┌──

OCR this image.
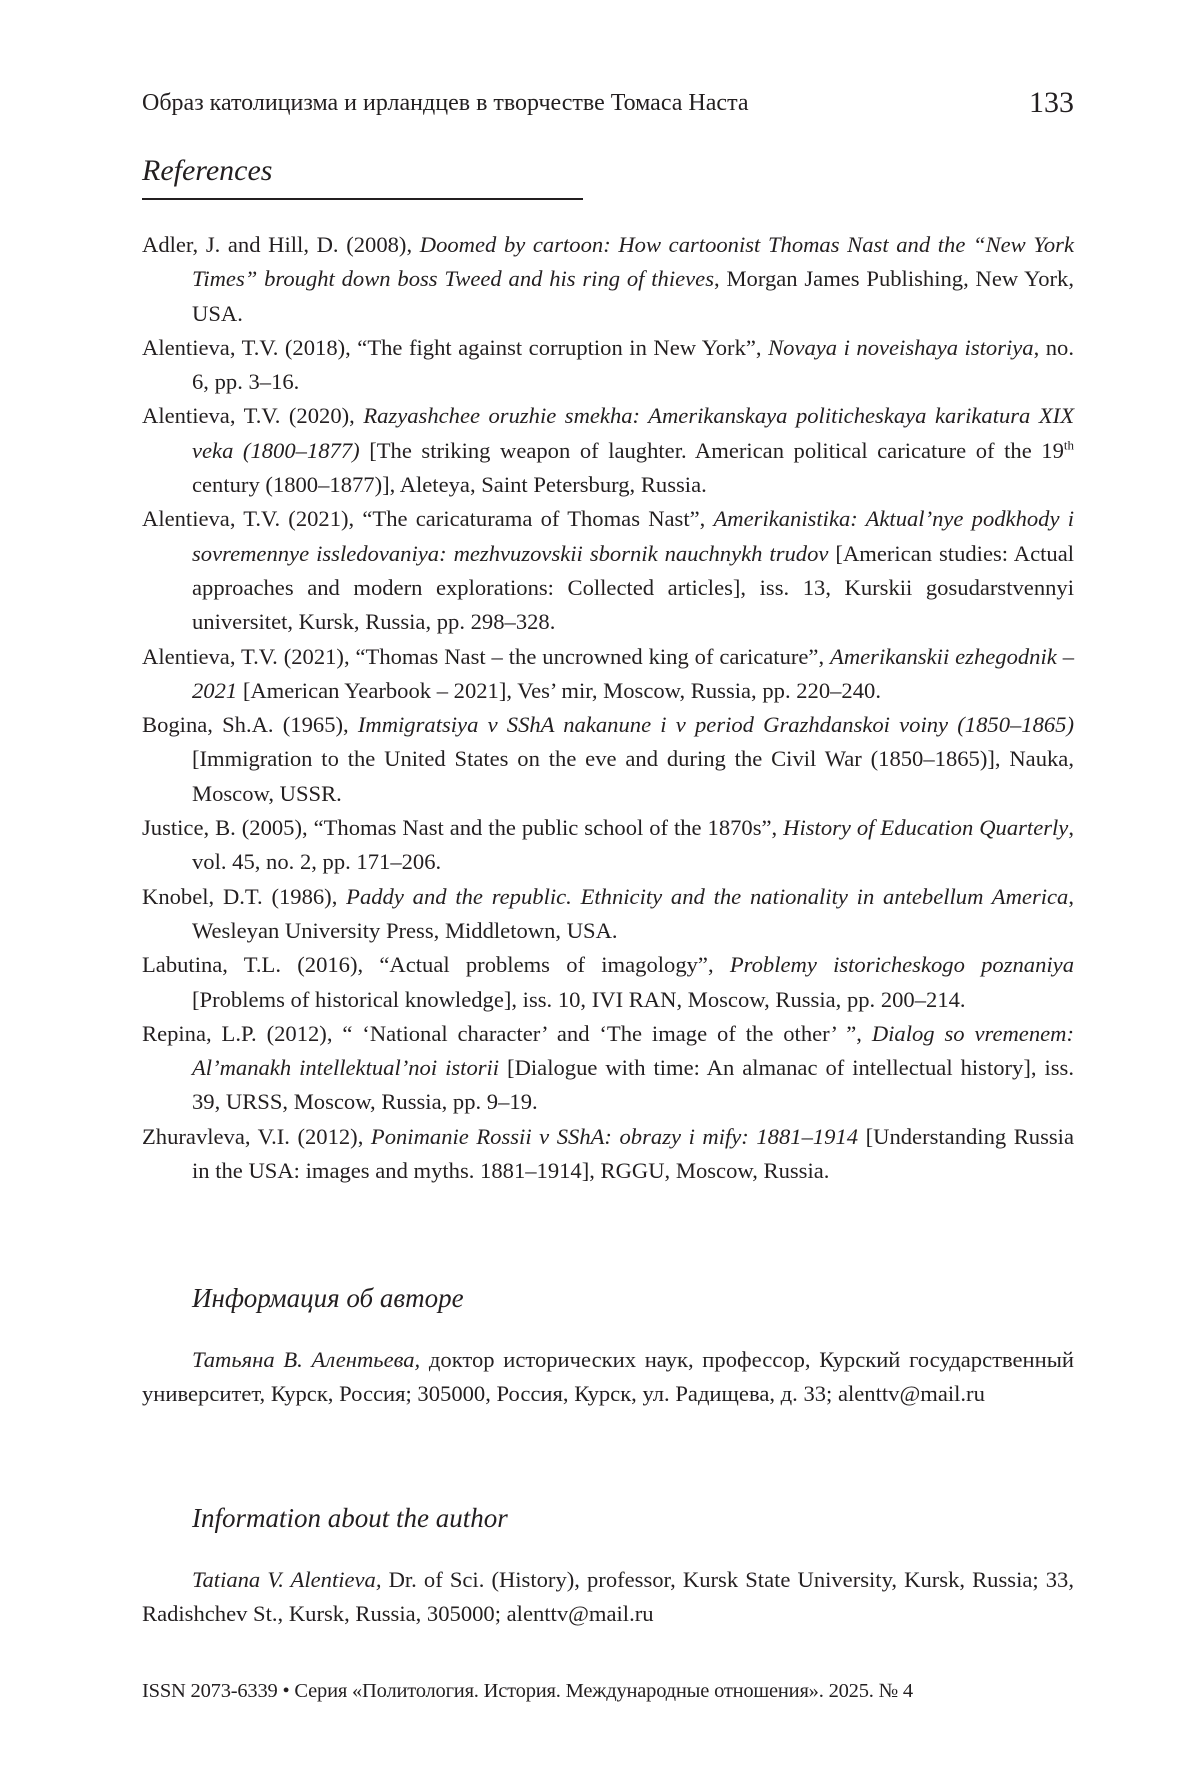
Образ католицизма и ирландцев в творчестве Томаса Наста	133
References
Adler, J. and Hill, D. (2008), Doomed by cartoon: How cartoonist Thomas Nast and the “New York Times” brought down boss Tweed and his ring of thieves, Morgan James Publishing, New York, USA.
Alentieva, T.V. (2018), “The fight against corruption in New York”, Novaya i noveishaya istoriya, no. 6, pp. 3–16.
Alentieva, T.V. (2020), Razyashchee oruzhie smekha: Amerikanskaya politicheskaya karikatura XIX veka (1800–1877) [The striking weapon of laughter. American political caricature of the 19th century (1800–1877)], Aleteya, Saint Petersburg, Russia.
Alentieva, T.V. (2021), “The caricaturama of Thomas Nast”, Amerikanistika: Aktual’nye podkhody i sovremennye issledovaniya: mezhvuzovskii sbornik nauchnykh trudov [American studies: Actual approaches and modern explorations: Collected articles], iss. 13, Kurskii gosudarstvennyi universitet, Kursk, Russia, pp. 298–328.
Alentieva, T.V. (2021), “Thomas Nast – the uncrowned king of caricature”, Amerikanskii ezhegodnik – 2021 [American Yearbook – 2021], Ves’ mir, Moscow, Russia, pp. 220–240.
Bogina, Sh.A. (1965), Immigratsiya v SShA nakanune i v period Grazhdanskoi voiny (1850–1865) [Immigration to the United States on the eve and during the Civil War (1850–1865)], Nauka, Moscow, USSR.
Justice, B. (2005), “Thomas Nast and the public school of the 1870s”, History of Education Quarterly, vol. 45, no. 2, pp. 171–206.
Knobel, D.T. (1986), Paddy and the republic. Ethnicity and the nationality in antebellum America, Wesleyan University Press, Middletown, USA.
Labutina, T.L. (2016), “Actual problems of imagology”, Problemy istoricheskogo poznaniya [Problems of historical knowledge], iss. 10, IVI RAN, Moscow, Russia, pp. 200–214.
Repina, L.P. (2012), “ ‘National character’ and ‘The image of the other’ ”, Dialog so vremenem: Al’manakh intellektual’noi istorii [Dialogue with time: An almanac of intellectual history], iss. 39, URSS, Moscow, Russia, pp. 9–19.
Zhuravleva, V.I. (2012), Ponimanie Rossii v SShA: obrazy i mify: 1881–1914 [Understanding Russia in the USA: images and myths. 1881–1914], RGGU, Moscow, Russia.
Информация об авторе
Татьяна В. Алентьева, доктор исторических наук, профессор, Курский государственный университет, Курск, Россия; 305000, Россия, Курск, ул. Радищева, д. 33; alenttv@mail.ru
Information about the author
Tatiana V. Alentieva, Dr. of Sci. (History), professor, Kursk State University, Kursk, Russia; 33, Radishchev St., Kursk, Russia, 305000; alenttv@mail.ru
ISSN 2073-6339 • Серия «Политология. История. Международные отношения». 2025. № 4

└──

## [What you will do]
Restate each entry word for word, leaving out any pictures.

## [Response for this exercise]
OCR this image.
Образ католицизма и ирландцев в творчестве Томаса Наста	133
References
Adler, J. and Hill, D. (2008), Doomed by cartoon: How cartoonist Thomas Nast and the “New York Times” brought down boss Tweed and his ring of thieves, Morgan James Publishing, New York, USA.
Alentieva, T.V. (2018), “The fight against corruption in New York”, Novaya i noveishaya istoriya, no. 6, pp. 3–16.
Alentieva, T.V. (2020), Razyashchee oruzhie smekha: Amerikanskaya politicheskaya karikatura XIX veka (1800–1877) [The striking weapon of laughter. American political caricature of the 19th century (1800–1877)], Aleteya, Saint Petersburg, Russia.
Alentieva, T.V. (2021), “The caricaturama of Thomas Nast”, Amerikanistika: Aktual’nye podkhody i sovremennye issledovaniya: mezhvuzovskii sbornik nauchnykh trudov [American studies: Actual approaches and modern explorations: Collected articles], iss. 13, Kurskii gosudarstvennyi universitet, Kursk, Russia, pp. 298–328.
Alentieva, T.V. (2021), “Thomas Nast – the uncrowned king of caricature”, Amerikanskii ezhegodnik – 2021 [American Yearbook – 2021], Ves’ mir, Moscow, Russia, pp. 220–240.
Bogina, Sh.A. (1965), Immigratsiya v SShA nakanune i v period Grazhdanskoi voiny (1850–1865) [Immigration to the United States on the eve and during the Civil War (1850–1865)], Nauka, Moscow, USSR.
Justice, B. (2005), “Thomas Nast and the public school of the 1870s”, History of Education Quarterly, vol. 45, no. 2, pp. 171–206.
Knobel, D.T. (1986), Paddy and the republic. Ethnicity and the nationality in antebellum America, Wesleyan University Press, Middletown, USA.
Labutina, T.L. (2016), “Actual problems of imagology”, Problemy istoricheskogo poznaniya [Problems of historical knowledge], iss. 10, IVI RAN, Moscow, Russia, pp. 200–214.
Repina, L.P. (2012), “ ‘National character’ and ‘The image of the other’ ”, Dialog so vremenem: Al’manakh intellektual’noi istorii [Dialogue with time: An almanac of intellectual history], iss. 39, URSS, Moscow, Russia, pp. 9–19.
Zhuravleva, V.I. (2012), Ponimanie Rossii v SShA: obrazy i mify: 1881–1914 [Understanding Russia in the USA: images and myths. 1881–1914], RGGU, Moscow, Russia.
Информация об авторе
Татьяна В. Алентьева, доктор исторических наук, профессор, Курский государственный университет, Курск, Россия; 305000, Россия, Курск, ул. Радищева, д. 33; alenttv@mail.ru
Information about the author
Tatiana V. Alentieva, Dr. of Sci. (History), professor, Kursk State University, Kursk, Russia; 33, Radishchev St., Kursk, Russia, 305000; alenttv@mail.ru
ISSN 2073-6339 • Серия «Политология. История. Международные отношения». 2025. № 4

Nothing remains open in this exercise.